> **GIVEN EXERCISE**:
Exactly as written, retype the listing below, omitting the pictures.

>>>

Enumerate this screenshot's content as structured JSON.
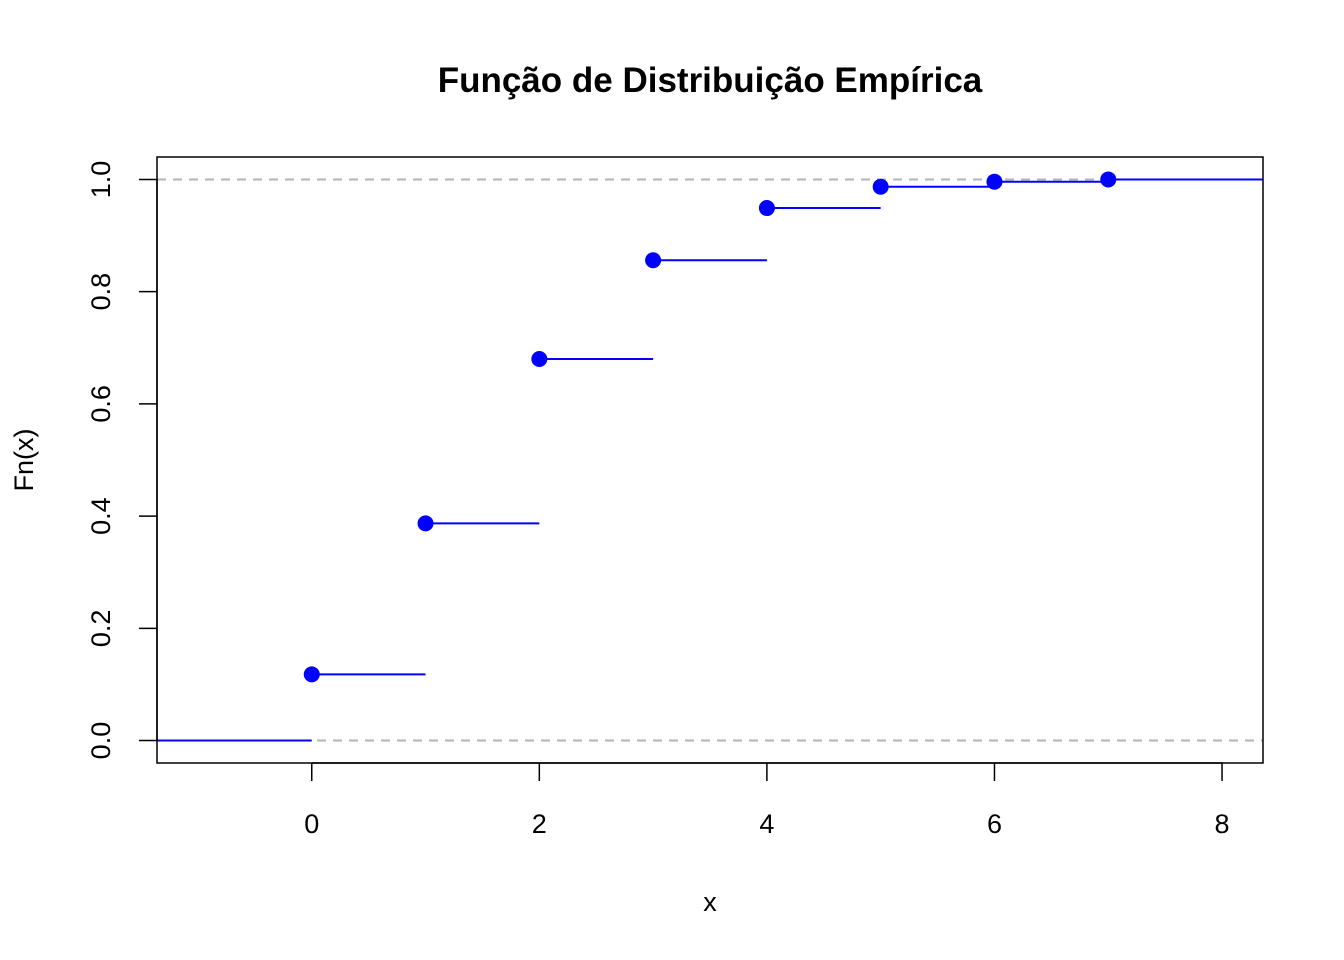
{
  "chart_data": {
    "type": "step",
    "title": "Função de Distribuição Empírica",
    "xlabel": "x",
    "ylabel": "Fn(x)",
    "xlim": [
      -1.36,
      8.36
    ],
    "ylim": [
      -0.04,
      1.04
    ],
    "x_ticks": [
      0,
      2,
      4,
      6,
      8
    ],
    "y_ticks": [
      0.0,
      0.2,
      0.4,
      0.6,
      0.8,
      1.0
    ],
    "x_tick_labels": [
      "0",
      "2",
      "4",
      "6",
      "8"
    ],
    "y_tick_labels": [
      "0.0",
      "0.2",
      "0.4",
      "0.6",
      "0.8",
      "1.0"
    ],
    "points": [
      {
        "x": 0,
        "y": 0.118
      },
      {
        "x": 1,
        "y": 0.387
      },
      {
        "x": 2,
        "y": 0.68
      },
      {
        "x": 3,
        "y": 0.856
      },
      {
        "x": 4,
        "y": 0.949
      },
      {
        "x": 5,
        "y": 0.987
      },
      {
        "x": 6,
        "y": 0.996
      },
      {
        "x": 7,
        "y": 1.0
      }
    ],
    "reference_lines": [
      0,
      1
    ],
    "grid": false,
    "colors": {
      "series": "#0000ff",
      "reference": "#b3b3b3",
      "axis": "#000000"
    }
  }
}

<<<

> **SOLUTION FOR THIS TASK**:
Enumerate this screenshot's content as structured JSON.
{
  "chart_data": {
    "type": "step",
    "title": "Função de Distribuição Empírica",
    "xlabel": "x",
    "ylabel": "Fn(x)",
    "xlim": [
      -1.36,
      8.36
    ],
    "ylim": [
      -0.04,
      1.04
    ],
    "x_ticks": [
      0,
      2,
      4,
      6,
      8
    ],
    "y_ticks": [
      0.0,
      0.2,
      0.4,
      0.6,
      0.8,
      1.0
    ],
    "x_tick_labels": [
      "0",
      "2",
      "4",
      "6",
      "8"
    ],
    "y_tick_labels": [
      "0.0",
      "0.2",
      "0.4",
      "0.6",
      "0.8",
      "1.0"
    ],
    "points": [
      {
        "x": 0,
        "y": 0.118
      },
      {
        "x": 1,
        "y": 0.387
      },
      {
        "x": 2,
        "y": 0.68
      },
      {
        "x": 3,
        "y": 0.856
      },
      {
        "x": 4,
        "y": 0.949
      },
      {
        "x": 5,
        "y": 0.987
      },
      {
        "x": 6,
        "y": 0.996
      },
      {
        "x": 7,
        "y": 1.0
      }
    ],
    "reference_lines": [
      0,
      1
    ],
    "grid": false,
    "colors": {
      "series": "#0000ff",
      "reference": "#b3b3b3",
      "axis": "#000000"
    }
  }
}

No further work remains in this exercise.